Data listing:
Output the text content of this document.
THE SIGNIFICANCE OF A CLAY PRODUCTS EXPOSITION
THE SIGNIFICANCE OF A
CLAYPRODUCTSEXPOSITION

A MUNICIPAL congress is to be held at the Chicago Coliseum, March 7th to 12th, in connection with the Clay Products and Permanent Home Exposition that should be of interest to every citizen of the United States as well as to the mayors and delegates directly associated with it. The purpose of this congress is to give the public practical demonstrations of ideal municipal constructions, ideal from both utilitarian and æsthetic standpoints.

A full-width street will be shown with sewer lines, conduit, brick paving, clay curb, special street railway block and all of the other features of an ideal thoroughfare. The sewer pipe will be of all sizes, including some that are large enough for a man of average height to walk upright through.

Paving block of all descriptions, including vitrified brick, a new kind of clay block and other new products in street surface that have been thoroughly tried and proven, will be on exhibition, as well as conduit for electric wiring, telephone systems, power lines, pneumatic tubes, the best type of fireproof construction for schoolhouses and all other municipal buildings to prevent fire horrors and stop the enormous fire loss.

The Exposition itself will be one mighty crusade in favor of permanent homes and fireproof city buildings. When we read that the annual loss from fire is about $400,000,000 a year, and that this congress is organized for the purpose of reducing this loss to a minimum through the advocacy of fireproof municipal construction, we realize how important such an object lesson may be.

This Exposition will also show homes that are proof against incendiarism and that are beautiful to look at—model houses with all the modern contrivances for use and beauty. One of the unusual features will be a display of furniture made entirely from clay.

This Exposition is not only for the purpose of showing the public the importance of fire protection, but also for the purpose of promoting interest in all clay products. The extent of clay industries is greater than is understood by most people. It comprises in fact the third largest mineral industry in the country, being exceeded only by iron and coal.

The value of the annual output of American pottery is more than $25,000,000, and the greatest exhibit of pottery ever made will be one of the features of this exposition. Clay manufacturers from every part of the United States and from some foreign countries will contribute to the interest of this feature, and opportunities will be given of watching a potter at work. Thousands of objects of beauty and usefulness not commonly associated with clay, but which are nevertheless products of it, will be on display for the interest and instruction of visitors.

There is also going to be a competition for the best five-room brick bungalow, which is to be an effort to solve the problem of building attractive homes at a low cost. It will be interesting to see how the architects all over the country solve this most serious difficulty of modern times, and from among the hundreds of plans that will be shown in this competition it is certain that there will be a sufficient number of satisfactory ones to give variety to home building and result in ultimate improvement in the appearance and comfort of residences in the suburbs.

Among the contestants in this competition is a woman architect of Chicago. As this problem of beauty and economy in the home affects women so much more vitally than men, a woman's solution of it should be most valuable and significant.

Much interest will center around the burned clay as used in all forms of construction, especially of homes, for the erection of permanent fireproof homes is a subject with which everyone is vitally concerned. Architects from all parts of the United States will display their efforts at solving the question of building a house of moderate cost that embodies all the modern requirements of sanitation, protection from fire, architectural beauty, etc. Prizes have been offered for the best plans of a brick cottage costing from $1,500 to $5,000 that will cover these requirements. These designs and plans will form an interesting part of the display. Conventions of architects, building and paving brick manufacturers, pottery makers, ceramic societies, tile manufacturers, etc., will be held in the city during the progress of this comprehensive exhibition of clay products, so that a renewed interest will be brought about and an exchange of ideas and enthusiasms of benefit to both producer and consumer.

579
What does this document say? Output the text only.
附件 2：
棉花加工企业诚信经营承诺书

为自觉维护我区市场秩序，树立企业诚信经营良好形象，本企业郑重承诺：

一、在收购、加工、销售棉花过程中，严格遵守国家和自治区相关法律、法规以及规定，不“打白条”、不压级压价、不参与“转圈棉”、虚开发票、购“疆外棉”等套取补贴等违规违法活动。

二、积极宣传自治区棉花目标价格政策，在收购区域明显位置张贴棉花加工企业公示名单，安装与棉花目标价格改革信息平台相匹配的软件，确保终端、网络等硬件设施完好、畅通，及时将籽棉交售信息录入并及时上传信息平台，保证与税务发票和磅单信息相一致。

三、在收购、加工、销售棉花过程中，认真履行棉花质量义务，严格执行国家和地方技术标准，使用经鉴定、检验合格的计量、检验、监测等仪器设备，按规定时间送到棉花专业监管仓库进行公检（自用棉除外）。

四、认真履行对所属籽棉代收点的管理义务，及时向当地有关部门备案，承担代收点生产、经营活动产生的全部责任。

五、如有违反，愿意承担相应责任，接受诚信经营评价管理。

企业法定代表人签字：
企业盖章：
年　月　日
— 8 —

## SET PROBLEM
From the entries, copy out each line containing the word "loss".

## EXERCISE ANSWER
Paving block of all descriptions, including vitrified brick, a new kind of clay block and other new products in street surface that have been thoroughly tried and proven, will be on exhibition, as well as conduit for electric wiring, telephone systems, power lines, pneumatic tubes, the best type of fireproof construction for schoolhouses and all other municipal buildings to prevent fire horrors and stop the enormous fire loss.
The Exposition itself will be one mighty crusade in favor of permanent homes and fireproof city buildings. When we read that the annual loss from fire is about $400,000,000 a year, and that this congress is organized for the purpose of reducing this loss to a minimum through the advocacy of fireproof municipal construction, we realize how important such an object lesson may be.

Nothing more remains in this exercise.